### AIM
Copy out the material below in full, but not its images.

━━━

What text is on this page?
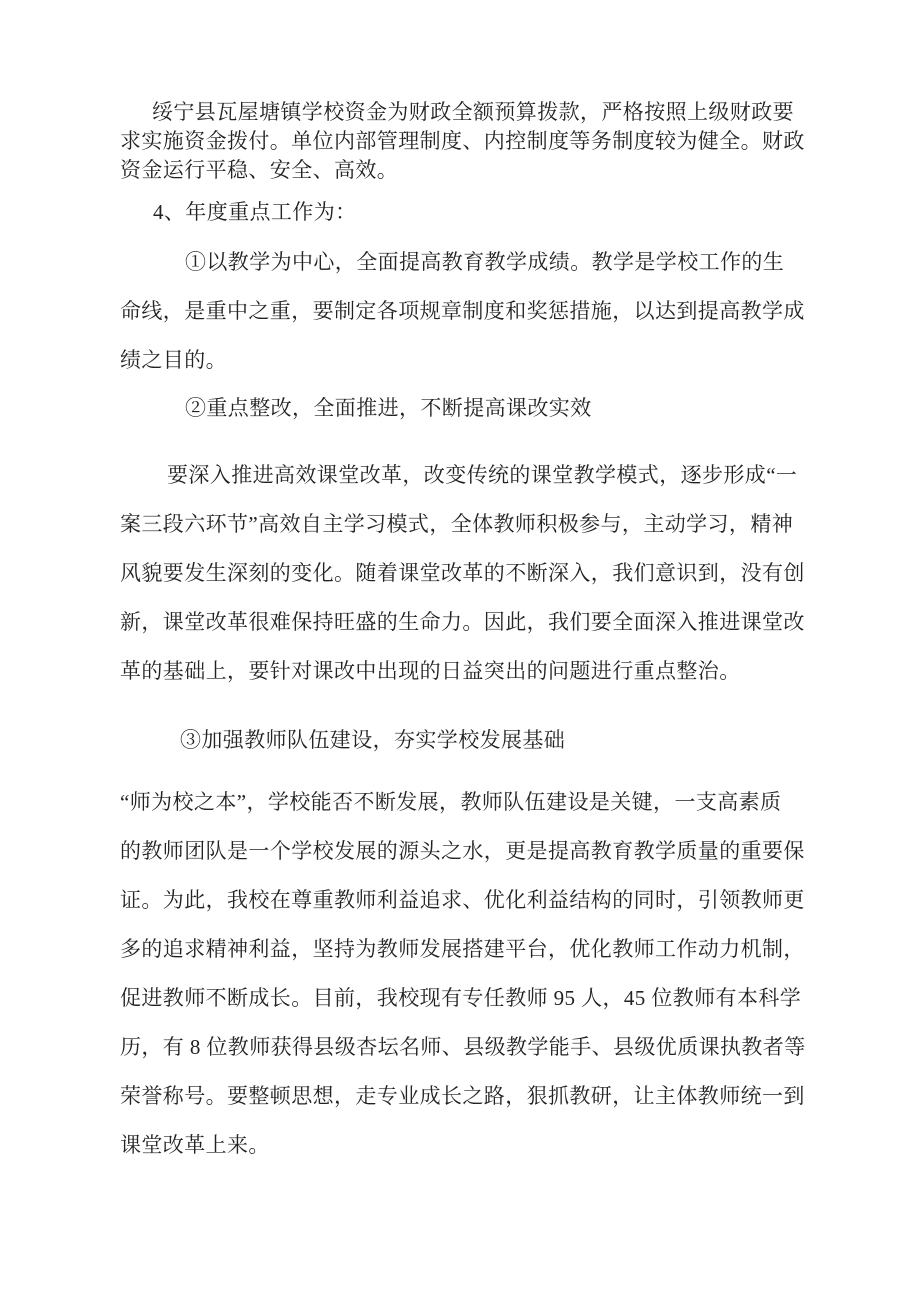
绥宁县瓦屋塘镇学校资金为财政全额预算拨款，严格按照上级财政要
求实施资金拨付。单位内部管理制度、内控制度等务制度较为健全。财政
资金运行平稳、安全、高效。
4、年度重点工作为：
①以教学为中心，全面提高教育教学成绩。教学是学校工作的生
命线，是重中之重，要制定各项规章制度和奖惩措施，以达到提高教学成
绩之目的。
②重点整改，全面推进，不断提高课改实效
要深入推进高效课堂改革，改变传统的课堂教学模式，逐步形成“一
案三段六环节”高效自主学习模式，全体教师积极参与，主动学习，精神
风貌要发生深刻的变化。随着课堂改革的不断深入，我们意识到，没有创
新，课堂改革很难保持旺盛的生命力。因此，我们要全面深入推进课堂改
革的基础上，要针对课改中出现的日益突出的问题进行重点整治。
③加强教师队伍建设，夯实学校发展基础
“师为校之本”，学校能否不断发展，教师队伍建设是关键，一支高素质
的教师团队是一个学校发展的源头之水，更是提高教育教学质量的重要保
证。为此，我校在尊重教师利益追求、优化利益结构的同时，引领教师更
多的追求精神利益，坚持为教师发展搭建平台，优化教师工作动力机制，
促进教师不断成长。目前，我校现有专任教师 95 人，45 位教师有本科学
历，有 8 位教师获得县级杏坛名师、县级教学能手、县级优质课执教者等
荣誉称号。要整顿思想，走专业成长之路，狠抓教研，让主体教师统一到
课堂改革上来。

━━━

### ANSWER TO THIS PROBLEM
What text is on this page?
绥宁县瓦屋塘镇学校资金为财政全额预算拨款，严格按照上级财政要
求实施资金拨付。单位内部管理制度、内控制度等务制度较为健全。财政
资金运行平稳、安全、高效。
4、年度重点工作为：
①以教学为中心，全面提高教育教学成绩。教学是学校工作的生
命线，是重中之重，要制定各项规章制度和奖惩措施，以达到提高教学成
绩之目的。
②重点整改，全面推进，不断提高课改实效
要深入推进高效课堂改革，改变传统的课堂教学模式，逐步形成“一
案三段六环节”高效自主学习模式，全体教师积极参与，主动学习，精神
风貌要发生深刻的变化。随着课堂改革的不断深入，我们意识到，没有创
新，课堂改革很难保持旺盛的生命力。因此，我们要全面深入推进课堂改
革的基础上，要针对课改中出现的日益突出的问题进行重点整治。
③加强教师队伍建设，夯实学校发展基础
“师为校之本”，学校能否不断发展，教师队伍建设是关键，一支高素质
的教师团队是一个学校发展的源头之水，更是提高教育教学质量的重要保
证。为此，我校在尊重教师利益追求、优化利益结构的同时，引领教师更
多的追求精神利益，坚持为教师发展搭建平台，优化教师工作动力机制，
促进教师不断成长。目前，我校现有专任教师 95 人，45 位教师有本科学
历，有 8 位教师获得县级杏坛名师、县级教学能手、县级优质课执教者等
荣誉称号。要整顿思想，走专业成长之路，狠抓教研，让主体教师统一到
课堂改革上来。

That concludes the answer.